• _Dataset records_
---------------
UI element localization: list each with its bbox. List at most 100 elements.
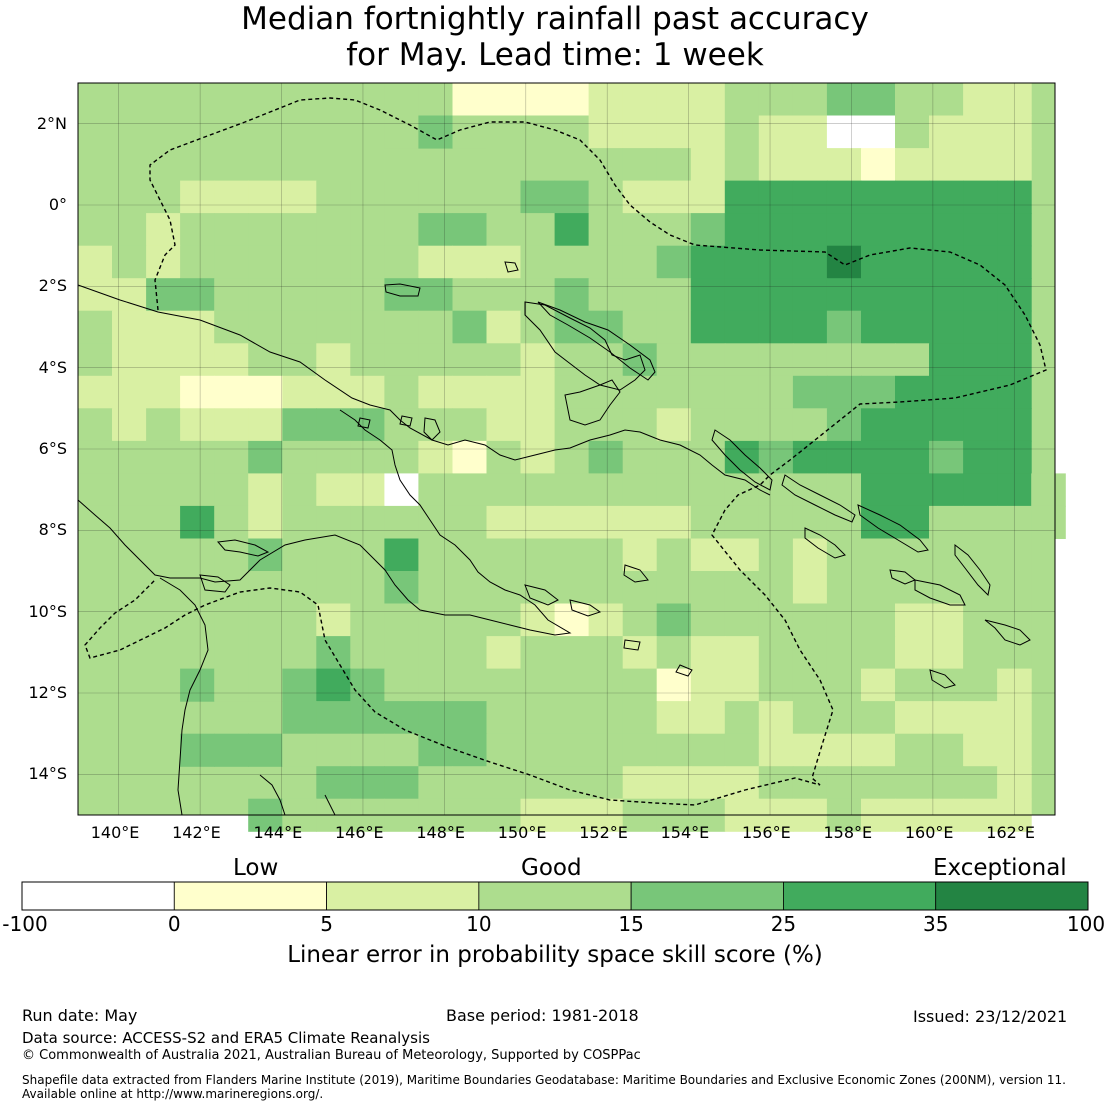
grid-cell (724, 701, 760, 735)
grid-cell (384, 343, 419, 377)
grid-cell (963, 538, 998, 572)
grid-cell (452, 213, 488, 247)
grid-cell (826, 603, 862, 637)
grid-cell (146, 473, 181, 507)
grid-cell (316, 766, 351, 800)
grid-cell (997, 83, 1032, 117)
grid-cell (418, 766, 453, 800)
grid-cell (316, 310, 351, 344)
grid-cell (316, 538, 351, 572)
grid-cell (724, 440, 760, 474)
grid-cell (758, 668, 794, 702)
grid-cell (486, 148, 522, 182)
grid-cell (554, 83, 590, 117)
grid-cell (826, 343, 862, 377)
grid-cell (520, 148, 556, 182)
longitude-label: 162°E (986, 823, 1035, 842)
grid-cell (248, 603, 283, 637)
grid-cell (724, 538, 760, 572)
grid-cell (282, 733, 317, 767)
grid-cell (214, 408, 249, 442)
grid-cell (861, 603, 896, 637)
grid-cell (963, 733, 998, 767)
grid-cell (520, 505, 556, 539)
grid-cell (384, 83, 419, 117)
grid-cell (180, 245, 215, 279)
grid-cell (418, 636, 453, 670)
grid-cell (758, 733, 794, 767)
grid-cell (452, 180, 488, 214)
grid-cell (622, 733, 658, 767)
grid-cell (316, 440, 351, 474)
grid-cell (588, 571, 624, 605)
grid-cell (486, 668, 522, 702)
grid-cell (758, 83, 794, 117)
grid-cell (418, 213, 453, 247)
grid-cell (963, 408, 998, 442)
graticule (78, 83, 1055, 815)
grid-cell (758, 375, 794, 409)
grid-cell (588, 766, 624, 800)
grid-cell (486, 636, 522, 670)
grid-cell (180, 440, 215, 474)
grid-cell (963, 766, 998, 800)
grid-cell (350, 766, 385, 800)
grid-cell (418, 668, 453, 702)
grid-cell (554, 440, 590, 474)
grid-cell (350, 733, 385, 767)
grid-cell (656, 343, 692, 377)
grid-cell (861, 408, 896, 442)
grid-cell (997, 766, 1032, 800)
grid-cell (486, 278, 522, 312)
shapefile-credit-2: Available online at http://www.marinereg… (22, 1087, 324, 1101)
grid-cell (690, 603, 726, 637)
grid-cell (826, 83, 862, 117)
colorbar-tick-label: 0 (167, 912, 181, 936)
grid-cell (520, 83, 556, 117)
grid-cell (588, 83, 624, 117)
grid-cell (758, 538, 794, 572)
grid-cell (997, 213, 1032, 247)
grid-cell (214, 505, 249, 539)
grid-cell (384, 603, 419, 637)
grid-cell (997, 245, 1032, 279)
longitude-label: 158°E (823, 823, 873, 842)
grid-cell (554, 278, 590, 312)
grid-cell (724, 180, 760, 214)
grid-cell (180, 571, 215, 605)
grid-cell (588, 213, 624, 247)
grid-cell (418, 538, 453, 572)
grid-cell (895, 180, 930, 214)
grid-cell (724, 148, 760, 182)
grid-cell (452, 701, 488, 735)
grid-cell (861, 148, 896, 182)
longitude-label: 154°E (660, 823, 710, 842)
grid-cell (861, 701, 896, 735)
grid-cell (929, 180, 964, 214)
grid-cell (929, 408, 964, 442)
grid-cell (690, 245, 726, 279)
grid-cell (929, 473, 964, 507)
grid-cell (316, 213, 351, 247)
grid-cell (316, 636, 351, 670)
grid-cell (282, 538, 317, 572)
grid-cell (895, 375, 930, 409)
grid-cell (486, 180, 522, 214)
grid-cell (520, 343, 556, 377)
grid-cell (146, 245, 181, 279)
grid-cell (78, 375, 113, 409)
colorbar-category-exceptional: Exceptional (933, 855, 1067, 881)
colorbar-tick-label: 25 (770, 912, 797, 936)
grid-cell (350, 408, 385, 442)
grid-cell (146, 310, 181, 344)
grid-cell (180, 278, 215, 312)
grid-cell (384, 115, 419, 149)
colorbar-tick-label: -100 (2, 912, 48, 936)
grid-cell (929, 766, 964, 800)
grid-cell (1031, 505, 1066, 539)
grid-cell (452, 538, 488, 572)
grid-cell (350, 245, 385, 279)
grid-cell (656, 571, 692, 605)
grid-cell (282, 668, 317, 702)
---------------
• _Goal_
Copy out every line of the material above without any change, omitting the picture.

• _Complete response_
UI element localization: list each with its bbox. List at most 100 elements.
grid-cell (724, 701, 760, 735)
grid-cell (384, 343, 419, 377)
grid-cell (963, 538, 998, 572)
grid-cell (452, 213, 488, 247)
grid-cell (826, 603, 862, 637)
grid-cell (146, 473, 181, 507)
grid-cell (316, 766, 351, 800)
grid-cell (997, 83, 1032, 117)
grid-cell (418, 766, 453, 800)
grid-cell (316, 310, 351, 344)
grid-cell (316, 538, 351, 572)
grid-cell (724, 440, 760, 474)
grid-cell (758, 668, 794, 702)
grid-cell (486, 148, 522, 182)
grid-cell (554, 83, 590, 117)
grid-cell (826, 343, 862, 377)
grid-cell (520, 148, 556, 182)
longitude-label: 162°E (986, 823, 1035, 842)
grid-cell (248, 603, 283, 637)
grid-cell (724, 538, 760, 572)
grid-cell (282, 733, 317, 767)
grid-cell (214, 408, 249, 442)
grid-cell (861, 603, 896, 637)
grid-cell (963, 733, 998, 767)
grid-cell (520, 505, 556, 539)
grid-cell (384, 83, 419, 117)
grid-cell (180, 245, 215, 279)
grid-cell (418, 636, 453, 670)
grid-cell (758, 733, 794, 767)
grid-cell (452, 180, 488, 214)
grid-cell (622, 733, 658, 767)
grid-cell (316, 440, 351, 474)
grid-cell (588, 571, 624, 605)
grid-cell (486, 668, 522, 702)
grid-cell (758, 83, 794, 117)
grid-cell (418, 213, 453, 247)
grid-cell (963, 408, 998, 442)
graticule (78, 83, 1055, 815)
grid-cell (758, 375, 794, 409)
grid-cell (588, 766, 624, 800)
grid-cell (486, 636, 522, 670)
grid-cell (180, 440, 215, 474)
grid-cell (963, 766, 998, 800)
grid-cell (350, 766, 385, 800)
grid-cell (418, 668, 453, 702)
grid-cell (554, 440, 590, 474)
grid-cell (350, 733, 385, 767)
grid-cell (656, 343, 692, 377)
grid-cell (861, 408, 896, 442)
grid-cell (997, 766, 1032, 800)
grid-cell (486, 278, 522, 312)
shapefile-credit-2: Available online at http://www.marinereg… (22, 1087, 324, 1101)
grid-cell (690, 603, 726, 637)
grid-cell (826, 83, 862, 117)
colorbar-tick-label: 0 (167, 912, 181, 936)
grid-cell (520, 83, 556, 117)
grid-cell (588, 83, 624, 117)
grid-cell (758, 538, 794, 572)
grid-cell (997, 213, 1032, 247)
grid-cell (214, 505, 249, 539)
grid-cell (384, 603, 419, 637)
grid-cell (997, 245, 1032, 279)
longitude-label: 158°E (823, 823, 873, 842)
grid-cell (554, 278, 590, 312)
grid-cell (724, 180, 760, 214)
grid-cell (180, 571, 215, 605)
grid-cell (588, 213, 624, 247)
grid-cell (418, 538, 453, 572)
grid-cell (895, 180, 930, 214)
grid-cell (724, 148, 760, 182)
grid-cell (452, 701, 488, 735)
grid-cell (861, 148, 896, 182)
longitude-label: 154°E (660, 823, 710, 842)
grid-cell (861, 701, 896, 735)
grid-cell (929, 180, 964, 214)
grid-cell (929, 408, 964, 442)
grid-cell (690, 245, 726, 279)
grid-cell (929, 473, 964, 507)
grid-cell (316, 213, 351, 247)
grid-cell (316, 636, 351, 670)
grid-cell (282, 538, 317, 572)
grid-cell (895, 375, 930, 409)
grid-cell (486, 180, 522, 214)
grid-cell (520, 343, 556, 377)
grid-cell (146, 245, 181, 279)
grid-cell (78, 375, 113, 409)
colorbar-category-exceptional: Exceptional (933, 855, 1067, 881)
colorbar-tick-label: 25 (770, 912, 797, 936)
grid-cell (350, 408, 385, 442)
grid-cell (146, 310, 181, 344)
grid-cell (180, 278, 215, 312)
grid-cell (384, 115, 419, 149)
colorbar-tick-label: -100 (2, 912, 48, 936)
grid-cell (929, 766, 964, 800)
grid-cell (1031, 505, 1066, 539)
grid-cell (452, 538, 488, 572)
grid-cell (350, 245, 385, 279)
grid-cell (656, 571, 692, 605)
grid-cell (282, 668, 317, 702)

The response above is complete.